→ **The exercise**
Output the material beneath exactly, leaving nothing out.

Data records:
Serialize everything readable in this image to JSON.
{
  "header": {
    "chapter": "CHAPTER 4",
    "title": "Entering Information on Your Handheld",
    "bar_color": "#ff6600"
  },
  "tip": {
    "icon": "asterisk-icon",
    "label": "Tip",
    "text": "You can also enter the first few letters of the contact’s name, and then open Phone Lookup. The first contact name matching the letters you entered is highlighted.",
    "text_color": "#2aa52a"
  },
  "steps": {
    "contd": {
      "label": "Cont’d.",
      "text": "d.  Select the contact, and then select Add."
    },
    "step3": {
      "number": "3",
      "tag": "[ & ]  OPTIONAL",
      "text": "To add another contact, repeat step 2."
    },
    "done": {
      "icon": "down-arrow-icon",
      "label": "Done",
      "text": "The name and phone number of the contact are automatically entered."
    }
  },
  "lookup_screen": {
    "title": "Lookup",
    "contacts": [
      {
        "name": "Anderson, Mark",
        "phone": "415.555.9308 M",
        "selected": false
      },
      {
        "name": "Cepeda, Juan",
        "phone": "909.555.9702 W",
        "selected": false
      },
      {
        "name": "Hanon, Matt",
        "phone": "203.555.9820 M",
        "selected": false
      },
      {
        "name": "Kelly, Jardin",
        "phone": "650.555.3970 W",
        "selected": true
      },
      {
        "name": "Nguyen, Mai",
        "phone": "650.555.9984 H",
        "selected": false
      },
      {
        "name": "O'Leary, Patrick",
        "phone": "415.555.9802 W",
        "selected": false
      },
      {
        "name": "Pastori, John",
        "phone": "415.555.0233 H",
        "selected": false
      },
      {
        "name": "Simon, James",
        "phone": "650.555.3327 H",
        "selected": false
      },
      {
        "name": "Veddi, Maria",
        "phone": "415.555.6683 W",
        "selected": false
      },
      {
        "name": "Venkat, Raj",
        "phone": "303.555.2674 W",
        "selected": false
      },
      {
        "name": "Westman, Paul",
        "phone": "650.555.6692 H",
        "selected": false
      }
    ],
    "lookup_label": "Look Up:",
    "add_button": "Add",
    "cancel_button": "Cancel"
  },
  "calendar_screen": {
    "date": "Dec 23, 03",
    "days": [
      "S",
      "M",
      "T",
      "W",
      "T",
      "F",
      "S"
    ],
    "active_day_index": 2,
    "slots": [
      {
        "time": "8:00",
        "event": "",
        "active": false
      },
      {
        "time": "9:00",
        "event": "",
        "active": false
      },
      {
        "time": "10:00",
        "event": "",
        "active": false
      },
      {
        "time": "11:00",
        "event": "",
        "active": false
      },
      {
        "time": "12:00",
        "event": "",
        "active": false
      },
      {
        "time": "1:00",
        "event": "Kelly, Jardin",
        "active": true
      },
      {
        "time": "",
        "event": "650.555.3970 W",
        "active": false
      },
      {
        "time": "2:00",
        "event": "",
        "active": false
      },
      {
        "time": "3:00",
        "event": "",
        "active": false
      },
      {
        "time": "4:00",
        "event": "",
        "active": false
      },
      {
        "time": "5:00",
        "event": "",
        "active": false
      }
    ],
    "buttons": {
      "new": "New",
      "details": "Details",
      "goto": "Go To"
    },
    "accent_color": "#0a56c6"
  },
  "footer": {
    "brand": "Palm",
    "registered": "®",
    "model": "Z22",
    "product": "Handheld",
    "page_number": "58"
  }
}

→ **Output of the exercise**
Serialize everything readable in this image to JSON.
{
  "header": {
    "chapter": "CHAPTER 4",
    "title": "Entering Information on Your Handheld",
    "bar_color": "#ff6600"
  },
  "tip": {
    "icon": "asterisk-icon",
    "label": "Tip",
    "text": "You can also enter the first few letters of the contact’s name, and then open Phone Lookup. The first contact name matching the letters you entered is highlighted.",
    "text_color": "#2aa52a"
  },
  "steps": {
    "contd": {
      "label": "Cont’d.",
      "text": "d.  Select the contact, and then select Add."
    },
    "step3": {
      "number": "3",
      "tag": "[ & ]  OPTIONAL",
      "text": "To add another contact, repeat step 2."
    },
    "done": {
      "icon": "down-arrow-icon",
      "label": "Done",
      "text": "The name and phone number of the contact are automatically entered."
    }
  },
  "lookup_screen": {
    "title": "Lookup",
    "contacts": [
      {
        "name": "Anderson, Mark",
        "phone": "415.555.9308 M",
        "selected": false
      },
      {
        "name": "Cepeda, Juan",
        "phone": "909.555.9702 W",
        "selected": false
      },
      {
        "name": "Hanon, Matt",
        "phone": "203.555.9820 M",
        "selected": false
      },
      {
        "name": "Kelly, Jardin",
        "phone": "650.555.3970 W",
        "selected": true
      },
      {
        "name": "Nguyen, Mai",
        "phone": "650.555.9984 H",
        "selected": false
      },
      {
        "name": "O'Leary, Patrick",
        "phone": "415.555.9802 W",
        "selected": false
      },
      {
        "name": "Pastori, John",
        "phone": "415.555.0233 H",
        "selected": false
      },
      {
        "name": "Simon, James",
        "phone": "650.555.3327 H",
        "selected": false
      },
      {
        "name": "Veddi, Maria",
        "phone": "415.555.6683 W",
        "selected": false
      },
      {
        "name": "Venkat, Raj",
        "phone": "303.555.2674 W",
        "selected": false
      },
      {
        "name": "Westman, Paul",
        "phone": "650.555.6692 H",
        "selected": false
      }
    ],
    "lookup_label": "Look Up:",
    "add_button": "Add",
    "cancel_button": "Cancel"
  },
  "calendar_screen": {
    "date": "Dec 23, 03",
    "days": [
      "S",
      "M",
      "T",
      "W",
      "T",
      "F",
      "S"
    ],
    "active_day_index": 2,
    "slots": [
      {
        "time": "8:00",
        "event": "",
        "active": false
      },
      {
        "time": "9:00",
        "event": "",
        "active": false
      },
      {
        "time": "10:00",
        "event": "",
        "active": false
      },
      {
        "time": "11:00",
        "event": "",
        "active": false
      },
      {
        "time": "12:00",
        "event": "",
        "active": false
      },
      {
        "time": "1:00",
        "event": "Kelly, Jardin",
        "active": true
      },
      {
        "time": "",
        "event": "650.555.3970 W",
        "active": false
      },
      {
        "time": "2:00",
        "event": "",
        "active": false
      },
      {
        "time": "3:00",
        "event": "",
        "active": false
      },
      {
        "time": "4:00",
        "event": "",
        "active": false
      },
      {
        "time": "5:00",
        "event": "",
        "active": false
      }
    ],
    "buttons": {
      "new": "New",
      "details": "Details",
      "goto": "Go To"
    },
    "accent_color": "#0a56c6"
  },
  "footer": {
    "brand": "Palm",
    "registered": "®",
    "model": "Z22",
    "product": "Handheld",
    "page_number": "58"
  }
}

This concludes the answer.